— start DATASET RECORDS —

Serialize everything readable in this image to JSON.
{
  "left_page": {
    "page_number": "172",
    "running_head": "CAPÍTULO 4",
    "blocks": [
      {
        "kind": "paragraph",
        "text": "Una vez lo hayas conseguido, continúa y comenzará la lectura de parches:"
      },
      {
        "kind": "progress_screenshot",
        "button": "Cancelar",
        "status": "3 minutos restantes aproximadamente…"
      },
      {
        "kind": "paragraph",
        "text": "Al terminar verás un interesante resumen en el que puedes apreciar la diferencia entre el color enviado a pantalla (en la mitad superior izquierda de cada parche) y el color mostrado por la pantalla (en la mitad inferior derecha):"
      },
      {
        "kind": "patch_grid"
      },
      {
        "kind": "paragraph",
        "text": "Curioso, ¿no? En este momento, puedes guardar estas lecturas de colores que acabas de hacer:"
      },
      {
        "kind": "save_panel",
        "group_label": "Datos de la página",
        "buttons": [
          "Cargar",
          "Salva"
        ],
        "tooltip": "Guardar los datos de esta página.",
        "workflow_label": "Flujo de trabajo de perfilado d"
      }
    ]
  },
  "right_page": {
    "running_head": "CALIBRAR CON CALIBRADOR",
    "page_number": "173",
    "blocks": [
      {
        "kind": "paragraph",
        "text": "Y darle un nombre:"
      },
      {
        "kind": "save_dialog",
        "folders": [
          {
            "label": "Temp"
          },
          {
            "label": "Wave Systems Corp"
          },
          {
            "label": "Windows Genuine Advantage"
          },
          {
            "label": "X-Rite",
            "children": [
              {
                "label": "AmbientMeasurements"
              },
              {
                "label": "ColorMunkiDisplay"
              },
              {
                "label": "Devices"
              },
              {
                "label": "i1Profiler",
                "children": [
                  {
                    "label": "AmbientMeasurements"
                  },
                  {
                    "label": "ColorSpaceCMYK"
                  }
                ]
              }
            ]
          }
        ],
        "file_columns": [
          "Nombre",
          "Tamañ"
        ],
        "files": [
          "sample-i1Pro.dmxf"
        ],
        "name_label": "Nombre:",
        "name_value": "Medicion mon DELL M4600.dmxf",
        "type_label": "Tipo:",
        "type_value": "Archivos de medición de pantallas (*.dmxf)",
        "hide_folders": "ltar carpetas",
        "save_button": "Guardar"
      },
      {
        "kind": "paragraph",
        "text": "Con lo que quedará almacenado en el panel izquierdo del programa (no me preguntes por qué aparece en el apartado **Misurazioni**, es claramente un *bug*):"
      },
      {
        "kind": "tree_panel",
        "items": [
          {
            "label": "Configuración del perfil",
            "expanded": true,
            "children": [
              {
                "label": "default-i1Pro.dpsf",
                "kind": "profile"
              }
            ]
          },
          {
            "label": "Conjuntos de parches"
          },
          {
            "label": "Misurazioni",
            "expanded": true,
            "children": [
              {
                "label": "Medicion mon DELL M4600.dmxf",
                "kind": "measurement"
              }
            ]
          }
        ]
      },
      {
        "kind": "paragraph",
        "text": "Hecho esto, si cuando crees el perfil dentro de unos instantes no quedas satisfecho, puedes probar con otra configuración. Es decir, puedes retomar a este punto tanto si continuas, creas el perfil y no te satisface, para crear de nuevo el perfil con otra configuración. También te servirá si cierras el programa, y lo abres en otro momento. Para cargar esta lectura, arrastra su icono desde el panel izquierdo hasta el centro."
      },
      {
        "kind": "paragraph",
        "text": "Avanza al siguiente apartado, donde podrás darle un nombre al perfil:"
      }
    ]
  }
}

— end DATASET RECORDS —

● REQUIRED TASK
Quote all the records exactly, please, leaving none out.

● TASK SOLUTION
Serialize everything readable in this image to JSON.
{
  "left_page": {
    "page_number": "172",
    "running_head": "CAPÍTULO 4",
    "blocks": [
      {
        "kind": "paragraph",
        "text": "Una vez lo hayas conseguido, continúa y comenzará la lectura de parches:"
      },
      {
        "kind": "progress_screenshot",
        "button": "Cancelar",
        "status": "3 minutos restantes aproximadamente…"
      },
      {
        "kind": "paragraph",
        "text": "Al terminar verás un interesante resumen en el que puedes apreciar la diferencia entre el color enviado a pantalla (en la mitad superior izquierda de cada parche) y el color mostrado por la pantalla (en la mitad inferior derecha):"
      },
      {
        "kind": "patch_grid"
      },
      {
        "kind": "paragraph",
        "text": "Curioso, ¿no? En este momento, puedes guardar estas lecturas de colores que acabas de hacer:"
      },
      {
        "kind": "save_panel",
        "group_label": "Datos de la página",
        "buttons": [
          "Cargar",
          "Salva"
        ],
        "tooltip": "Guardar los datos de esta página.",
        "workflow_label": "Flujo de trabajo de perfilado d"
      }
    ]
  },
  "right_page": {
    "running_head": "CALIBRAR CON CALIBRADOR",
    "page_number": "173",
    "blocks": [
      {
        "kind": "paragraph",
        "text": "Y darle un nombre:"
      },
      {
        "kind": "save_dialog",
        "folders": [
          {
            "label": "Temp"
          },
          {
            "label": "Wave Systems Corp"
          },
          {
            "label": "Windows Genuine Advantage"
          },
          {
            "label": "X-Rite",
            "children": [
              {
                "label": "AmbientMeasurements"
              },
              {
                "label": "ColorMunkiDisplay"
              },
              {
                "label": "Devices"
              },
              {
                "label": "i1Profiler",
                "children": [
                  {
                    "label": "AmbientMeasurements"
                  },
                  {
                    "label": "ColorSpaceCMYK"
                  }
                ]
              }
            ]
          }
        ],
        "file_columns": [
          "Nombre",
          "Tamañ"
        ],
        "files": [
          "sample-i1Pro.dmxf"
        ],
        "name_label": "Nombre:",
        "name_value": "Medicion mon DELL M4600.dmxf",
        "type_label": "Tipo:",
        "type_value": "Archivos de medición de pantallas (*.dmxf)",
        "hide_folders": "ltar carpetas",
        "save_button": "Guardar"
      },
      {
        "kind": "paragraph",
        "text": "Con lo que quedará almacenado en el panel izquierdo del programa (no me preguntes por qué aparece en el apartado **Misurazioni**, es claramente un *bug*):"
      },
      {
        "kind": "tree_panel",
        "items": [
          {
            "label": "Configuración del perfil",
            "expanded": true,
            "children": [
              {
                "label": "default-i1Pro.dpsf",
                "kind": "profile"
              }
            ]
          },
          {
            "label": "Conjuntos de parches"
          },
          {
            "label": "Misurazioni",
            "expanded": true,
            "children": [
              {
                "label": "Medicion mon DELL M4600.dmxf",
                "kind": "measurement"
              }
            ]
          }
        ]
      },
      {
        "kind": "paragraph",
        "text": "Hecho esto, si cuando crees el perfil dentro de unos instantes no quedas satisfecho, puedes probar con otra configuración. Es decir, puedes retomar a este punto tanto si continuas, creas el perfil y no te satisface, para crear de nuevo el perfil con otra configuración. También te servirá si cierras el programa, y lo abres en otro momento. Para cargar esta lectura, arrastra su icono desde el panel izquierdo hasta el centro."
      },
      {
        "kind": "paragraph",
        "text": "Avanza al siguiente apartado, donde podrás darle un nombre al perfil:"
      }
    ]
  }
}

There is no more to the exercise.